Short problem. Below are the records; reproduce all of them exactly but without any images.

--- Start ---

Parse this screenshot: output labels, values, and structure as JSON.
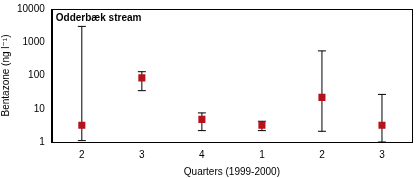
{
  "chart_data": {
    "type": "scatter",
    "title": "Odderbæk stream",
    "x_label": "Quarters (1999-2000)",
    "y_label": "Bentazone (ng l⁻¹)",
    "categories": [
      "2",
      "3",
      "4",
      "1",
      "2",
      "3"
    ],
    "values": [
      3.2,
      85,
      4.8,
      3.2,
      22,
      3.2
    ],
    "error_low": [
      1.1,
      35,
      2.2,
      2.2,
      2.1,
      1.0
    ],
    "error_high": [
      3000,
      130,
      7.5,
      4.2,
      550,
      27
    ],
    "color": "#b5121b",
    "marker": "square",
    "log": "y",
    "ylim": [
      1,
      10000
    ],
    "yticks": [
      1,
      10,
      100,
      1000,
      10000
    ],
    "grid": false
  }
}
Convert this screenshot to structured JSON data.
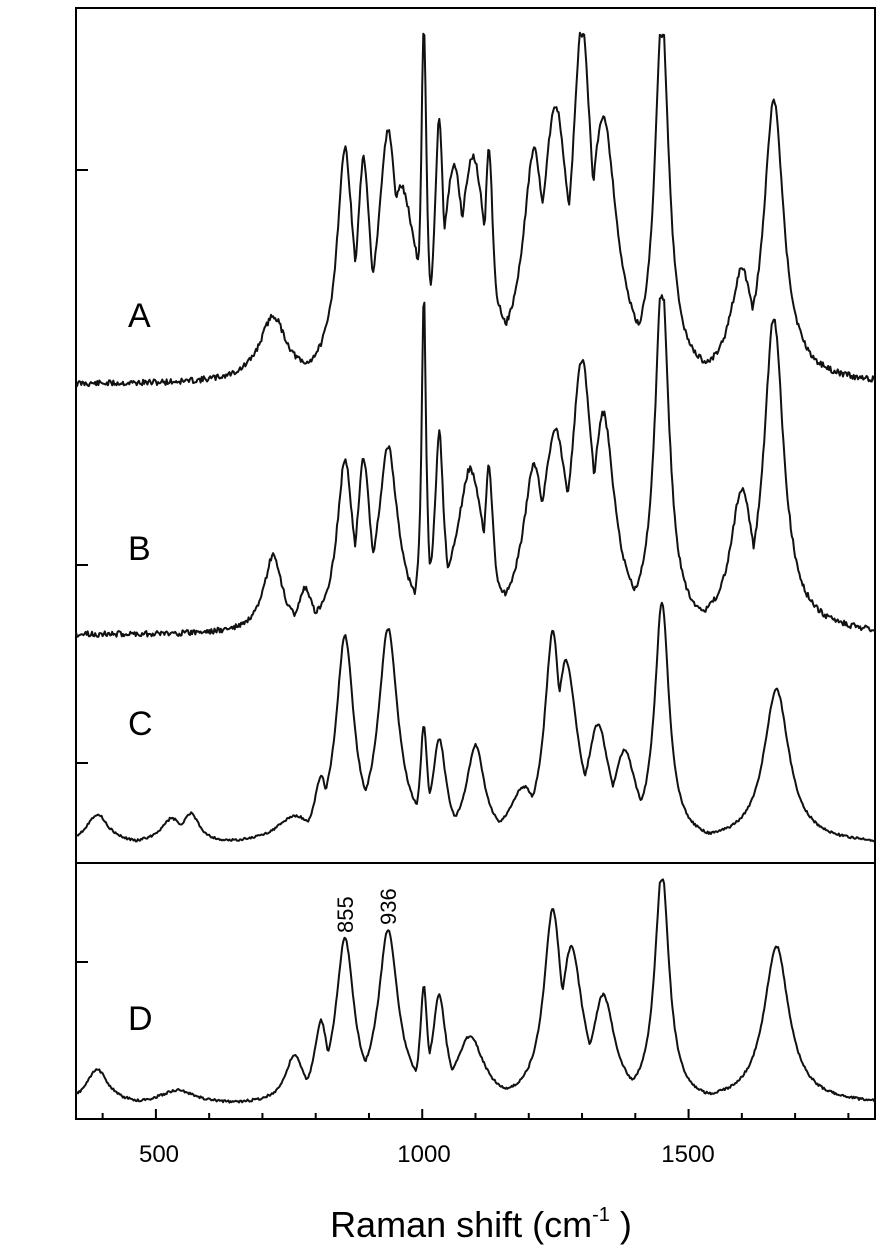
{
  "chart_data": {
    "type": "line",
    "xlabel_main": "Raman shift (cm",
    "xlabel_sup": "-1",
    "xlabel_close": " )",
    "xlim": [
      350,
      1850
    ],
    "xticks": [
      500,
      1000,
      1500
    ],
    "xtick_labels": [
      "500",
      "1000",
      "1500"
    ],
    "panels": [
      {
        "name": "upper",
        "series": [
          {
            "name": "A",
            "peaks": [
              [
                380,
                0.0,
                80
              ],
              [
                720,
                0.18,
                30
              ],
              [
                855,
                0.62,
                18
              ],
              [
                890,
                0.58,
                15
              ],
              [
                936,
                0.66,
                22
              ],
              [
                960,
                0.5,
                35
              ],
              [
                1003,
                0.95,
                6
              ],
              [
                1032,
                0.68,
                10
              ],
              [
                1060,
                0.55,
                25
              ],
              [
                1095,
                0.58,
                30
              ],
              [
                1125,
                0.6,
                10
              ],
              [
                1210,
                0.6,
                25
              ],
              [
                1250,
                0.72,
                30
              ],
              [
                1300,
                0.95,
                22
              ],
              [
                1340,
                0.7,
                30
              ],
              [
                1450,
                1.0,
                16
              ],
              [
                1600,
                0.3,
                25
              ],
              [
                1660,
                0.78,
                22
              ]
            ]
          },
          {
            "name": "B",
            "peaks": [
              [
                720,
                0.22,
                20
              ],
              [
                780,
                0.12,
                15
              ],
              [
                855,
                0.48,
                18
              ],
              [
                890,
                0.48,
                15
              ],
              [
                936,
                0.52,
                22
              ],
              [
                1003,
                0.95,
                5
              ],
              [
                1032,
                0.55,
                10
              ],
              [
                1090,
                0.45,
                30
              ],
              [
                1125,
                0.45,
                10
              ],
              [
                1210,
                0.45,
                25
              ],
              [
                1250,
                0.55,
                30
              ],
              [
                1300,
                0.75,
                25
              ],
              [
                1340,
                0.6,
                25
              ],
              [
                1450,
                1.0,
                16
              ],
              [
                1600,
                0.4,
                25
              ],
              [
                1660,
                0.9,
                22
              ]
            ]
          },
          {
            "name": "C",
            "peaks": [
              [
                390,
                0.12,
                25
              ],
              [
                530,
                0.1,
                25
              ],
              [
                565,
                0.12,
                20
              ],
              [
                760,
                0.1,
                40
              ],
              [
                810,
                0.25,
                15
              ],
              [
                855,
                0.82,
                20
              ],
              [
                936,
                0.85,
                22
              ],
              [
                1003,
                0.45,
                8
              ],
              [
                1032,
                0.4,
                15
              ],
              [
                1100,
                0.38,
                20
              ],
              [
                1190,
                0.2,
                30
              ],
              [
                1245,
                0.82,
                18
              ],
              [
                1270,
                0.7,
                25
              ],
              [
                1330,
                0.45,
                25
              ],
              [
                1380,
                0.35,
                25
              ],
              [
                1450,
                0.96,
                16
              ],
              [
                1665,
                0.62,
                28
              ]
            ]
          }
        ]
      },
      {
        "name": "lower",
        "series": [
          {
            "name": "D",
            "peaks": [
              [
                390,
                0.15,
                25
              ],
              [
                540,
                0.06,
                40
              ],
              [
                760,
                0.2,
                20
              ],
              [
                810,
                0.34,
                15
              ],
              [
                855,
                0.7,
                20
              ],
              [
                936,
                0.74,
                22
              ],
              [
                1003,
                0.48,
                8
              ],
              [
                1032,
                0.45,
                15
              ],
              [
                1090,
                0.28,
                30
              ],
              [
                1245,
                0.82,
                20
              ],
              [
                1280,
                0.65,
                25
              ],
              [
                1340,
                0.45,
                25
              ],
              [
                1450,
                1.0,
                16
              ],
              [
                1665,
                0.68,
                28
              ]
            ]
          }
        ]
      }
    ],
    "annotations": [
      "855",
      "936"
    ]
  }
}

--- End ---

Expected output.
Parse this screenshot: output labels, values, and structure as JSON.
{
  "chart_data": {
    "type": "scatter",
    "title": "Odderbæk stream",
    "x_label": "Quarters (1999-2000)",
    "y_label": "Bentazone (ng l⁻¹)",
    "categories": [
      "2",
      "3",
      "4",
      "1",
      "2",
      "3"
    ],
    "values": [
      3.2,
      85,
      4.8,
      3.2,
      22,
      3.2
    ],
    "error_low": [
      1.1,
      35,
      2.2,
      2.2,
      2.1,
      1.0
    ],
    "error_high": [
      3000,
      130,
      7.5,
      4.2,
      550,
      27
    ],
    "color": "#b5121b",
    "marker": "square",
    "log": "y",
    "ylim": [
      1,
      10000
    ],
    "yticks": [
      1,
      10,
      100,
      1000,
      10000
    ],
    "grid": false
  }
}
Convert this screenshot to structured JSON data.
{
  "chart_data": {
    "type": "line",
    "xlabel_main": "Raman shift (cm",
    "xlabel_sup": "-1",
    "xlabel_close": " )",
    "xlim": [
      350,
      1850
    ],
    "xticks": [
      500,
      1000,
      1500
    ],
    "xtick_labels": [
      "500",
      "1000",
      "1500"
    ],
    "panels": [
      {
        "name": "upper",
        "series": [
          {
            "name": "A",
            "peaks": [
              [
                380,
                0.0,
                80
              ],
              [
                720,
                0.18,
                30
              ],
              [
                855,
                0.62,
                18
              ],
              [
                890,
                0.58,
                15
              ],
              [
                936,
                0.66,
                22
              ],
              [
                960,
                0.5,
                35
              ],
              [
                1003,
                0.95,
                6
              ],
              [
                1032,
                0.68,
                10
              ],
              [
                1060,
                0.55,
                25
              ],
              [
                1095,
                0.58,
                30
              ],
              [
                1125,
                0.6,
                10
              ],
              [
                1210,
                0.6,
                25
              ],
              [
                1250,
                0.72,
                30
              ],
              [
                1300,
                0.95,
                22
              ],
              [
                1340,
                0.7,
                30
              ],
              [
                1450,
                1.0,
                16
              ],
              [
                1600,
                0.3,
                25
              ],
              [
                1660,
                0.78,
                22
              ]
            ]
          },
          {
            "name": "B",
            "peaks": [
              [
                720,
                0.22,
                20
              ],
              [
                780,
                0.12,
                15
              ],
              [
                855,
                0.48,
                18
              ],
              [
                890,
                0.48,
                15
              ],
              [
                936,
                0.52,
                22
              ],
              [
                1003,
                0.95,
                5
              ],
              [
                1032,
                0.55,
                10
              ],
              [
                1090,
                0.45,
                30
              ],
              [
                1125,
                0.45,
                10
              ],
              [
                1210,
                0.45,
                25
              ],
              [
                1250,
                0.55,
                30
              ],
              [
                1300,
                0.75,
                25
              ],
              [
                1340,
                0.6,
                25
              ],
              [
                1450,
                1.0,
                16
              ],
              [
                1600,
                0.4,
                25
              ],
              [
                1660,
                0.9,
                22
              ]
            ]
          },
          {
            "name": "C",
            "peaks": [
              [
                390,
                0.12,
                25
              ],
              [
                530,
                0.1,
                25
              ],
              [
                565,
                0.12,
                20
              ],
              [
                760,
                0.1,
                40
              ],
              [
                810,
                0.25,
                15
              ],
              [
                855,
                0.82,
                20
              ],
              [
                936,
                0.85,
                22
              ],
              [
                1003,
                0.45,
                8
              ],
              [
                1032,
                0.4,
                15
              ],
              [
                1100,
                0.38,
                20
              ],
              [
                1190,
                0.2,
                30
              ],
              [
                1245,
                0.82,
                18
              ],
              [
                1270,
                0.7,
                25
              ],
              [
                1330,
                0.45,
                25
              ],
              [
                1380,
                0.35,
                25
              ],
              [
                1450,
                0.96,
                16
              ],
              [
                1665,
                0.62,
                28
              ]
            ]
          }
        ]
      },
      {
        "name": "lower",
        "series": [
          {
            "name": "D",
            "peaks": [
              [
                390,
                0.15,
                25
              ],
              [
                540,
                0.06,
                40
              ],
              [
                760,
                0.2,
                20
              ],
              [
                810,
                0.34,
                15
              ],
              [
                855,
                0.7,
                20
              ],
              [
                936,
                0.74,
                22
              ],
              [
                1003,
                0.48,
                8
              ],
              [
                1032,
                0.45,
                15
              ],
              [
                1090,
                0.28,
                30
              ],
              [
                1245,
                0.82,
                20
              ],
              [
                1280,
                0.65,
                25
              ],
              [
                1340,
                0.45,
                25
              ],
              [
                1450,
                1.0,
                16
              ],
              [
                1665,
                0.68,
                28
              ]
            ]
          }
        ]
      }
    ],
    "annotations": [
      "855",
      "936"
    ]
  }
}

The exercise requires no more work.